:: YOUR GOAL ::
Take the entries below and print all of them exactly, please.

+++ INFORMATION PROVIDED +++

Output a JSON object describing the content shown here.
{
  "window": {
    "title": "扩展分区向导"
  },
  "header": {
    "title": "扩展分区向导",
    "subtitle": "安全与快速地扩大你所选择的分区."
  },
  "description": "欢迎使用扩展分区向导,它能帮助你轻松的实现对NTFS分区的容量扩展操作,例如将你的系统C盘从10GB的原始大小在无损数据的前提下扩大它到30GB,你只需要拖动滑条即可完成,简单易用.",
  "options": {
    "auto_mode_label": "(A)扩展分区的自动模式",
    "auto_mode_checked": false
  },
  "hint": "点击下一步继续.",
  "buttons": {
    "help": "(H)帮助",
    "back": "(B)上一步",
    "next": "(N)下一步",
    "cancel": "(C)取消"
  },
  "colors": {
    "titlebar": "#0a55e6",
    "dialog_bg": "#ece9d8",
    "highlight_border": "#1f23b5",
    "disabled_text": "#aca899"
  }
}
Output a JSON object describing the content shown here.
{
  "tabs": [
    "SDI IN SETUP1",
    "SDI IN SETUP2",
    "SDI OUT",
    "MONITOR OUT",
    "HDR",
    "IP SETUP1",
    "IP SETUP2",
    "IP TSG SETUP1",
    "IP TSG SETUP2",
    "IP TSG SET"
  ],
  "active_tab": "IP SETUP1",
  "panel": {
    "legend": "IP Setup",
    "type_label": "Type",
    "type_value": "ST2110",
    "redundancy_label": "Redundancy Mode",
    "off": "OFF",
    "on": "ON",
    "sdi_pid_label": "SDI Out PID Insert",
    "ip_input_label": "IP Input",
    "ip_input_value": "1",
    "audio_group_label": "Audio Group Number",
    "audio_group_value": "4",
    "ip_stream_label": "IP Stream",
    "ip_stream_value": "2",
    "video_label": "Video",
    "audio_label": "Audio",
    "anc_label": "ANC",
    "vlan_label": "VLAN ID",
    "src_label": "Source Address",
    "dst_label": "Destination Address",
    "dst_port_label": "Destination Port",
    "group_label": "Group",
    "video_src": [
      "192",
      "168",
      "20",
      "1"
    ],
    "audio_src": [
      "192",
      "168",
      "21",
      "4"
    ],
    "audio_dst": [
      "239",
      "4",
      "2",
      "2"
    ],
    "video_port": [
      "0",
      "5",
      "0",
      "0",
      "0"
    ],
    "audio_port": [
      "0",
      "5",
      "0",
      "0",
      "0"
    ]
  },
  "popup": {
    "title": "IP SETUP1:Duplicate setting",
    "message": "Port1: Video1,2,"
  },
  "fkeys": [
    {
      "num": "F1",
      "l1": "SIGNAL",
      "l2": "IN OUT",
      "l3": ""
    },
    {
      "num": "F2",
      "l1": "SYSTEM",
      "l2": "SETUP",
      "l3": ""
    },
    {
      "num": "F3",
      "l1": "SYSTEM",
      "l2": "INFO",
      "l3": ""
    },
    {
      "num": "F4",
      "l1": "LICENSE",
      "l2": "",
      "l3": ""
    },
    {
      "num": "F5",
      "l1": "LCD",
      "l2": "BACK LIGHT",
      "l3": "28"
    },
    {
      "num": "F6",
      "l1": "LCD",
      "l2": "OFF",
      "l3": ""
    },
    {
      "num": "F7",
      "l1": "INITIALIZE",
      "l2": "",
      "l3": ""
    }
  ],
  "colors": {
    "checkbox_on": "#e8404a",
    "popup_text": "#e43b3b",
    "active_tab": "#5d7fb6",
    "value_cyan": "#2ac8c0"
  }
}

+++

:: THE REPLY ::
Output a JSON object describing the content shown here.
{
  "window": {
    "title": "扩展分区向导"
  },
  "header": {
    "title": "扩展分区向导",
    "subtitle": "安全与快速地扩大你所选择的分区."
  },
  "description": "欢迎使用扩展分区向导,它能帮助你轻松的实现对NTFS分区的容量扩展操作,例如将你的系统C盘从10GB的原始大小在无损数据的前提下扩大它到30GB,你只需要拖动滑条即可完成,简单易用.",
  "options": {
    "auto_mode_label": "(A)扩展分区的自动模式",
    "auto_mode_checked": false
  },
  "hint": "点击下一步继续.",
  "buttons": {
    "help": "(H)帮助",
    "back": "(B)上一步",
    "next": "(N)下一步",
    "cancel": "(C)取消"
  },
  "colors": {
    "titlebar": "#0a55e6",
    "dialog_bg": "#ece9d8",
    "highlight_border": "#1f23b5",
    "disabled_text": "#aca899"
  }
}
Output a JSON object describing the content shown here.
{
  "tabs": [
    "SDI IN SETUP1",
    "SDI IN SETUP2",
    "SDI OUT",
    "MONITOR OUT",
    "HDR",
    "IP SETUP1",
    "IP SETUP2",
    "IP TSG SETUP1",
    "IP TSG SETUP2",
    "IP TSG SET"
  ],
  "active_tab": "IP SETUP1",
  "panel": {
    "legend": "IP Setup",
    "type_label": "Type",
    "type_value": "ST2110",
    "redundancy_label": "Redundancy Mode",
    "off": "OFF",
    "on": "ON",
    "sdi_pid_label": "SDI Out PID Insert",
    "ip_input_label": "IP Input",
    "ip_input_value": "1",
    "audio_group_label": "Audio Group Number",
    "audio_group_value": "4",
    "ip_stream_label": "IP Stream",
    "ip_stream_value": "2",
    "video_label": "Video",
    "audio_label": "Audio",
    "anc_label": "ANC",
    "vlan_label": "VLAN ID",
    "src_label": "Source Address",
    "dst_label": "Destination Address",
    "dst_port_label": "Destination Port",
    "group_label": "Group",
    "video_src": [
      "192",
      "168",
      "20",
      "1"
    ],
    "audio_src": [
      "192",
      "168",
      "21",
      "4"
    ],
    "audio_dst": [
      "239",
      "4",
      "2",
      "2"
    ],
    "video_port": [
      "0",
      "5",
      "0",
      "0",
      "0"
    ],
    "audio_port": [
      "0",
      "5",
      "0",
      "0",
      "0"
    ]
  },
  "popup": {
    "title": "IP SETUP1:Duplicate setting",
    "message": "Port1: Video1,2,"
  },
  "fkeys": [
    {
      "num": "F1",
      "l1": "SIGNAL",
      "l2": "IN OUT",
      "l3": ""
    },
    {
      "num": "F2",
      "l1": "SYSTEM",
      "l2": "SETUP",
      "l3": ""
    },
    {
      "num": "F3",
      "l1": "SYSTEM",
      "l2": "INFO",
      "l3": ""
    },
    {
      "num": "F4",
      "l1": "LICENSE",
      "l2": "",
      "l3": ""
    },
    {
      "num": "F5",
      "l1": "LCD",
      "l2": "BACK LIGHT",
      "l3": "28"
    },
    {
      "num": "F6",
      "l1": "LCD",
      "l2": "OFF",
      "l3": ""
    },
    {
      "num": "F7",
      "l1": "INITIALIZE",
      "l2": "",
      "l3": ""
    }
  ],
  "colors": {
    "checkbox_on": "#e8404a",
    "popup_text": "#e43b3b",
    "active_tab": "#5d7fb6",
    "value_cyan": "#2ac8c0"
  }
}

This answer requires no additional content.